* [TASK] Write out the listing exactly as it is given.

-- begin DATA FOR THIS TASK --

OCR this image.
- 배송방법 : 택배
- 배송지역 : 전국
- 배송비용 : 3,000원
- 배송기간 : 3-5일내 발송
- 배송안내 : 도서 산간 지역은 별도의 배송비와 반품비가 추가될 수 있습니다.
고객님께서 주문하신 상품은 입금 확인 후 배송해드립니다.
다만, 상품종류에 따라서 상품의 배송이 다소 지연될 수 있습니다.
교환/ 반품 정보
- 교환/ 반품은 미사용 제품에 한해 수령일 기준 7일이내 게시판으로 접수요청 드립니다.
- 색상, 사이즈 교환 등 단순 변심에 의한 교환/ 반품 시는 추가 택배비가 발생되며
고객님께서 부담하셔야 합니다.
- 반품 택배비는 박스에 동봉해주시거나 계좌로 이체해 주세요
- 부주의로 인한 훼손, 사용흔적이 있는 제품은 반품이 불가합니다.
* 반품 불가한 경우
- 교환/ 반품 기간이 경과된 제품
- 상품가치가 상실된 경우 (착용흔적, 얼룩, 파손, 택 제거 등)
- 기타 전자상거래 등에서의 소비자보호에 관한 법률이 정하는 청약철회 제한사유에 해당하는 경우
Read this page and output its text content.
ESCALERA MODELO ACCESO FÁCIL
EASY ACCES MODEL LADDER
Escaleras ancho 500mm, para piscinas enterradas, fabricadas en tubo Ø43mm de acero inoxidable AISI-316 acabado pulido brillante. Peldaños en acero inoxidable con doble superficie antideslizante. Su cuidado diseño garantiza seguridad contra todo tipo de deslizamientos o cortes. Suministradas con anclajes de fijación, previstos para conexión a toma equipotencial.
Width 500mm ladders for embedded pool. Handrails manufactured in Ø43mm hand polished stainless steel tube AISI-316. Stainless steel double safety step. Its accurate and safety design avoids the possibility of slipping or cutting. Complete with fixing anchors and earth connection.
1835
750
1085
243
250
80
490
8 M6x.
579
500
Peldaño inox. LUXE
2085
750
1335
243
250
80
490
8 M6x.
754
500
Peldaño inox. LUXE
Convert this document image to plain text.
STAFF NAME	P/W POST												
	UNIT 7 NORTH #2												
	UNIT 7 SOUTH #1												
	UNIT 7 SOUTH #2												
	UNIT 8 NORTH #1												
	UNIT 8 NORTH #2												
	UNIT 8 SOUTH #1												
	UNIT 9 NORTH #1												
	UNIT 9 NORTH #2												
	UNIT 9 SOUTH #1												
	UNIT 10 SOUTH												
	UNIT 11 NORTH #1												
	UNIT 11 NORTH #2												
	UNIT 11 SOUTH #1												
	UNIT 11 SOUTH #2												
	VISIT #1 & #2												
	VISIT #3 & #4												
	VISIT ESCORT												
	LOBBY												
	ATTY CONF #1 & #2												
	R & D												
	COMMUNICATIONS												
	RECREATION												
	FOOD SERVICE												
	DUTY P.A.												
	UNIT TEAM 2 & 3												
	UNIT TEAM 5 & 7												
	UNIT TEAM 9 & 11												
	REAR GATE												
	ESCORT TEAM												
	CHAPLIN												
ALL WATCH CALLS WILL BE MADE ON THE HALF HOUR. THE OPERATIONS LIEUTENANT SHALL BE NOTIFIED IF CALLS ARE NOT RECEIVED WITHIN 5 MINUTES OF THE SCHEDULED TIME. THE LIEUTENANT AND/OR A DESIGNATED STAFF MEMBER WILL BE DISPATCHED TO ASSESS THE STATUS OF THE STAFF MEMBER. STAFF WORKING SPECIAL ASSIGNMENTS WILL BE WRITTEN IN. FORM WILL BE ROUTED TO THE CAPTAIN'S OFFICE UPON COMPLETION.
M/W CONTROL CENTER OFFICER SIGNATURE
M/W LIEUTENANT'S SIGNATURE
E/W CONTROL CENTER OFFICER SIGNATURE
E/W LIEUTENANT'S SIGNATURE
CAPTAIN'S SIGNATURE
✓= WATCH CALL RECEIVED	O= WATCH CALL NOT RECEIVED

-- end DATA FOR THIS TASK --

* [ANSWER IN FULL]
OCR this image.
- 배송방법 : 택배
- 배송지역 : 전국
- 배송비용 : 3,000원
- 배송기간 : 3-5일내 발송
- 배송안내 : 도서 산간 지역은 별도의 배송비와 반품비가 추가될 수 있습니다.
고객님께서 주문하신 상품은 입금 확인 후 배송해드립니다.
다만, 상품종류에 따라서 상품의 배송이 다소 지연될 수 있습니다.
교환/ 반품 정보
- 교환/ 반품은 미사용 제품에 한해 수령일 기준 7일이내 게시판으로 접수요청 드립니다.
- 색상, 사이즈 교환 등 단순 변심에 의한 교환/ 반품 시는 추가 택배비가 발생되며
고객님께서 부담하셔야 합니다.
- 반품 택배비는 박스에 동봉해주시거나 계좌로 이체해 주세요
- 부주의로 인한 훼손, 사용흔적이 있는 제품은 반품이 불가합니다.
* 반품 불가한 경우
- 교환/ 반품 기간이 경과된 제품
- 상품가치가 상실된 경우 (착용흔적, 얼룩, 파손, 택 제거 등)
- 기타 전자상거래 등에서의 소비자보호에 관한 법률이 정하는 청약철회 제한사유에 해당하는 경우
Read this page and output its text content.
ESCALERA MODELO ACCESO FÁCIL
EASY ACCES MODEL LADDER
Escaleras ancho 500mm, para piscinas enterradas, fabricadas en tubo Ø43mm de acero inoxidable AISI-316 acabado pulido brillante. Peldaños en acero inoxidable con doble superficie antideslizante. Su cuidado diseño garantiza seguridad contra todo tipo de deslizamientos o cortes. Suministradas con anclajes de fijación, previstos para conexión a toma equipotencial.
Width 500mm ladders for embedded pool. Handrails manufactured in Ø43mm hand polished stainless steel tube AISI-316. Stainless steel double safety step. Its accurate and safety design avoids the possibility of slipping or cutting. Complete with fixing anchors and earth connection.
1835
750
1085
243
250
80
490
8 M6x.
579
500
Peldaño inox. LUXE
2085
750
1335
243
250
80
490
8 M6x.
754
500
Peldaño inox. LUXE
Convert this document image to plain text.
STAFF NAME	P/W POST												
	UNIT 7 NORTH #2												
	UNIT 7 SOUTH #1												
	UNIT 7 SOUTH #2												
	UNIT 8 NORTH #1												
	UNIT 8 NORTH #2												
	UNIT 8 SOUTH #1												
	UNIT 9 NORTH #1												
	UNIT 9 NORTH #2												
	UNIT 9 SOUTH #1												
	UNIT 10 SOUTH												
	UNIT 11 NORTH #1												
	UNIT 11 NORTH #2												
	UNIT 11 SOUTH #1												
	UNIT 11 SOUTH #2												
	VISIT #1 & #2												
	VISIT #3 & #4												
	VISIT ESCORT												
	LOBBY												
	ATTY CONF #1 & #2												
	R & D												
	COMMUNICATIONS												
	RECREATION												
	FOOD SERVICE												
	DUTY P.A.												
	UNIT TEAM 2 & 3												
	UNIT TEAM 5 & 7												
	UNIT TEAM 9 & 11												
	REAR GATE												
	ESCORT TEAM												
	CHAPLIN												
ALL WATCH CALLS WILL BE MADE ON THE HALF HOUR. THE OPERATIONS LIEUTENANT SHALL BE NOTIFIED IF CALLS ARE NOT RECEIVED WITHIN 5 MINUTES OF THE SCHEDULED TIME. THE LIEUTENANT AND/OR A DESIGNATED STAFF MEMBER WILL BE DISPATCHED TO ASSESS THE STATUS OF THE STAFF MEMBER. STAFF WORKING SPECIAL ASSIGNMENTS WILL BE WRITTEN IN. FORM WILL BE ROUTED TO THE CAPTAIN'S OFFICE UPON COMPLETION.
M/W CONTROL CENTER OFFICER SIGNATURE
M/W LIEUTENANT'S SIGNATURE
E/W CONTROL CENTER OFFICER SIGNATURE
E/W LIEUTENANT'S SIGNATURE
CAPTAIN'S SIGNATURE
✓= WATCH CALL RECEIVED	O= WATCH CALL NOT RECEIVED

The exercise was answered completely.